*Directions*
Work out the number of lines with the word "next" in the material below, then reply with that number only.

[Source data]
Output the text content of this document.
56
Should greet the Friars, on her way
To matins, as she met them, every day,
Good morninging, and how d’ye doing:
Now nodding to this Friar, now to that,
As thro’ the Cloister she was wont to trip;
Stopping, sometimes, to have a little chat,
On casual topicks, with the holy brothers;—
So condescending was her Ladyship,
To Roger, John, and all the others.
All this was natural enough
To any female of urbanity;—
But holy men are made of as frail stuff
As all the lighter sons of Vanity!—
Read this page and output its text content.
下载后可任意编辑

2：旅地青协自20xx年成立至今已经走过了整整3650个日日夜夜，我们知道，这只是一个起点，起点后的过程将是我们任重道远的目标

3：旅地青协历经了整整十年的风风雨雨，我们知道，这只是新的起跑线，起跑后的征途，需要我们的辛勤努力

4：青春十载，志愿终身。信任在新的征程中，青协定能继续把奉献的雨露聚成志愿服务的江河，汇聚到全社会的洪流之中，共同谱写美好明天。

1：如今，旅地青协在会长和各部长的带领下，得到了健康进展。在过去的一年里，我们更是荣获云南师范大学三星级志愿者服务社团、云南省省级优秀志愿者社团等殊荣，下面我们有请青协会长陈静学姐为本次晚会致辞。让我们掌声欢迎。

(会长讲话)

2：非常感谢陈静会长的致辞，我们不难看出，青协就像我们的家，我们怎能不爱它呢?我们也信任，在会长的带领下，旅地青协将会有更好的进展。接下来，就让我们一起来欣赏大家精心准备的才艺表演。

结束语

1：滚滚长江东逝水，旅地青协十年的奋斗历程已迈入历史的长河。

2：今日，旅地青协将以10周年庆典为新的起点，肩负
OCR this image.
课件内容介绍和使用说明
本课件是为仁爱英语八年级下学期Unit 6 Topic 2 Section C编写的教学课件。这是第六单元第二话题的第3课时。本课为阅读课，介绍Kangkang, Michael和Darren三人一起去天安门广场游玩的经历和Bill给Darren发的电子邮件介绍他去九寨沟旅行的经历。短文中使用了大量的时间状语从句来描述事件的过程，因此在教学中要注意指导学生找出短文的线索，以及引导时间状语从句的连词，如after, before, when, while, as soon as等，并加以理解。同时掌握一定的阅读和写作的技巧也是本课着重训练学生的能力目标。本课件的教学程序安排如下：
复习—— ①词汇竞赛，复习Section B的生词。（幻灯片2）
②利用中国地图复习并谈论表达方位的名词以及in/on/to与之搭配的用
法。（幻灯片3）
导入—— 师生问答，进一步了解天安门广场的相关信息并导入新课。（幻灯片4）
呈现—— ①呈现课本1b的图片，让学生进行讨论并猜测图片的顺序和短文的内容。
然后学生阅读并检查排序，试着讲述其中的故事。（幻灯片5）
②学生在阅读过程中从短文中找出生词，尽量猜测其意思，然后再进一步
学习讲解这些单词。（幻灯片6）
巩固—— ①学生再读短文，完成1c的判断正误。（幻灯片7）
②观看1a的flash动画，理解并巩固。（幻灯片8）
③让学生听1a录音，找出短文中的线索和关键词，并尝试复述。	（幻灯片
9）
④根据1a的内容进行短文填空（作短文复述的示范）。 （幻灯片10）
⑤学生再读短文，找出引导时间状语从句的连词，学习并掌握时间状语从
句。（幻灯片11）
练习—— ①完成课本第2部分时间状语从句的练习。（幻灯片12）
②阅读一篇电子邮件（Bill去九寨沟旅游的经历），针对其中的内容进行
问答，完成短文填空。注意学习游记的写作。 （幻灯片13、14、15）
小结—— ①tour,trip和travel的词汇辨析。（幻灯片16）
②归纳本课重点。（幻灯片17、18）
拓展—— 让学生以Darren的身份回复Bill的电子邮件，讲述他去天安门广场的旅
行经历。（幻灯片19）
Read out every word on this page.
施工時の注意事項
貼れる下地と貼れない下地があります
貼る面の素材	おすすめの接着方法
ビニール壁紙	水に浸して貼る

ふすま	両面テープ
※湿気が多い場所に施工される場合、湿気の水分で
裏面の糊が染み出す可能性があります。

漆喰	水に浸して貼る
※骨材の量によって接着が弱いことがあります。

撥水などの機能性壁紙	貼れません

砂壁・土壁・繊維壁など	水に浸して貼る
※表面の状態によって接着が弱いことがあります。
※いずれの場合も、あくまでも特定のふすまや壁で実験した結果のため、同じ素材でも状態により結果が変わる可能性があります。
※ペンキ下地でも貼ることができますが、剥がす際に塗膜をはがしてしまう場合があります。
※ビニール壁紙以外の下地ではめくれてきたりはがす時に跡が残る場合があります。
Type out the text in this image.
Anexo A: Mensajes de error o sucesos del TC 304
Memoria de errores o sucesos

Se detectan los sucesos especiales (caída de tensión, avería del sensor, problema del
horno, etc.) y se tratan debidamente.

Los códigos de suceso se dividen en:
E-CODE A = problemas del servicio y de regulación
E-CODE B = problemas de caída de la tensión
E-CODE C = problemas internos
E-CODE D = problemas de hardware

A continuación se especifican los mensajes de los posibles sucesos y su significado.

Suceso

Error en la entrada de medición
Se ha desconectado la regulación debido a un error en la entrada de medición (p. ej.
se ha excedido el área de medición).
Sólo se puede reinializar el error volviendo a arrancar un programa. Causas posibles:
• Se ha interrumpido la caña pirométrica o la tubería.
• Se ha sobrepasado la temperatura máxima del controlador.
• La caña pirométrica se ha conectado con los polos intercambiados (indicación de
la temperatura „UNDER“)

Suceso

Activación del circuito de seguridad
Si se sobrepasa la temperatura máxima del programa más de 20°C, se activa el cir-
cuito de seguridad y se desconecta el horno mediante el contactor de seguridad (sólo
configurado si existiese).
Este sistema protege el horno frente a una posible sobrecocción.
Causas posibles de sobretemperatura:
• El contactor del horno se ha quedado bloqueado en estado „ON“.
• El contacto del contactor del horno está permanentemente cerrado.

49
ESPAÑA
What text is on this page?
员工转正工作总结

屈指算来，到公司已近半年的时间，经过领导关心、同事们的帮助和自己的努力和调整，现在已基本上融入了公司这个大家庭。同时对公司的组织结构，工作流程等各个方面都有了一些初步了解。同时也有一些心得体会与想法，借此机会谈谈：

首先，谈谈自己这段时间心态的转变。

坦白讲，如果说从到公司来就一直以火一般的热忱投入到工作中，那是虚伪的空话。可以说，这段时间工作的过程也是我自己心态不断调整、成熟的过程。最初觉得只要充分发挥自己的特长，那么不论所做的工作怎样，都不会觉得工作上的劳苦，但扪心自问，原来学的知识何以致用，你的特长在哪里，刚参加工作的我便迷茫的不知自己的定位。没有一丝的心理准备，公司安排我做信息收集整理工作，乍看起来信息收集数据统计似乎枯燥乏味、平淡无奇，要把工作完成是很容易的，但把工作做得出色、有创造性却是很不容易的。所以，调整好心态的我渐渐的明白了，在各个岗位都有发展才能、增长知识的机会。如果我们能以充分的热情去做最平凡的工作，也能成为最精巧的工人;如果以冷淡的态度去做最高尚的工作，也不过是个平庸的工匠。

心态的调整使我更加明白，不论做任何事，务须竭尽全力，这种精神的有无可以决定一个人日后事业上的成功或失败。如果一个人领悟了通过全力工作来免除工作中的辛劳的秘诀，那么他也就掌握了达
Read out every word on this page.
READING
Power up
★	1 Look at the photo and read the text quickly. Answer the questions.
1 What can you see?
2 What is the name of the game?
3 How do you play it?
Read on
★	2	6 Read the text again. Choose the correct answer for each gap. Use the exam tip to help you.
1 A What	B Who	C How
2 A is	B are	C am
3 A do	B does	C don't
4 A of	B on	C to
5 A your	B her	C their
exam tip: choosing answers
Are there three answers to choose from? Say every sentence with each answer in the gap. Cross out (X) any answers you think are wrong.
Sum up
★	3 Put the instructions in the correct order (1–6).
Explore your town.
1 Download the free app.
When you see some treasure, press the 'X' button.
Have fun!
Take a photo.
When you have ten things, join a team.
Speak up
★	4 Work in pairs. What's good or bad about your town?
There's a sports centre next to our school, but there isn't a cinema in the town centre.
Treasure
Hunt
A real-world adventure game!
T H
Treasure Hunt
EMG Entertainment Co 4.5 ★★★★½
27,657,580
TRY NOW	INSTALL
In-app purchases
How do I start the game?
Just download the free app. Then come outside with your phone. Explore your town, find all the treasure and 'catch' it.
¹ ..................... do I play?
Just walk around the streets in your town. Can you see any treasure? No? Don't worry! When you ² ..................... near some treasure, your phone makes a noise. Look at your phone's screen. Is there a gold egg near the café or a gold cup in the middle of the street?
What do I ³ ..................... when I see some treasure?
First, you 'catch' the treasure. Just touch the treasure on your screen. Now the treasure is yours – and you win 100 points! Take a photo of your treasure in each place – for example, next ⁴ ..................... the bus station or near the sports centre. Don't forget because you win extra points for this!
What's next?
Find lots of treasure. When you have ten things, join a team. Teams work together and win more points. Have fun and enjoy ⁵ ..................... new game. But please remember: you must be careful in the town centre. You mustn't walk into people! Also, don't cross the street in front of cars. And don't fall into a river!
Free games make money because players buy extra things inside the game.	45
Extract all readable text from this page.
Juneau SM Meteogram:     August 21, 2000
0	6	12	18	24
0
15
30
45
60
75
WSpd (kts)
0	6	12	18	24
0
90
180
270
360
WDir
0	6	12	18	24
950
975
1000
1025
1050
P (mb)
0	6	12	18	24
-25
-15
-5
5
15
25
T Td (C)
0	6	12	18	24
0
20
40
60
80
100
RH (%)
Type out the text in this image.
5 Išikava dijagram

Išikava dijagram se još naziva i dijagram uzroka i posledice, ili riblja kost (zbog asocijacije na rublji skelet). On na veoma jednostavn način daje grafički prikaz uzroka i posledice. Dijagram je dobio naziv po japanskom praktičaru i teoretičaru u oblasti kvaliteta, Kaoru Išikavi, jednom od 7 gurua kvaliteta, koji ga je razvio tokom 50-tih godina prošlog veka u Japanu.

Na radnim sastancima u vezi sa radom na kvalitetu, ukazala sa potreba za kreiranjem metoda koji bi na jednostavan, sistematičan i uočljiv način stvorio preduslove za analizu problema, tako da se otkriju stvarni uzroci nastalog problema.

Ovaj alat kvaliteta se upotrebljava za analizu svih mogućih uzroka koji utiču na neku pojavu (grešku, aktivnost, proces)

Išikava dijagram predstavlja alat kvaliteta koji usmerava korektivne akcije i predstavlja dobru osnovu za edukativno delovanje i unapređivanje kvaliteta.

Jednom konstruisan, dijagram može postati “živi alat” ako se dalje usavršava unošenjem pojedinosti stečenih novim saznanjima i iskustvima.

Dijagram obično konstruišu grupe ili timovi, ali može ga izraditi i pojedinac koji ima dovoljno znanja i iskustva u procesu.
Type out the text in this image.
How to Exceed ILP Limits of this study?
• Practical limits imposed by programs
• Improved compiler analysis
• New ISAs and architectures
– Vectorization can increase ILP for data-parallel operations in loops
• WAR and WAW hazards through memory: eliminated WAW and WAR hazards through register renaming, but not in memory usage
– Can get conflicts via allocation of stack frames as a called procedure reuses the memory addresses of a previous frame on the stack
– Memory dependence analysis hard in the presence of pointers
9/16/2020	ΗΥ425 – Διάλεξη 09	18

*Task response*
3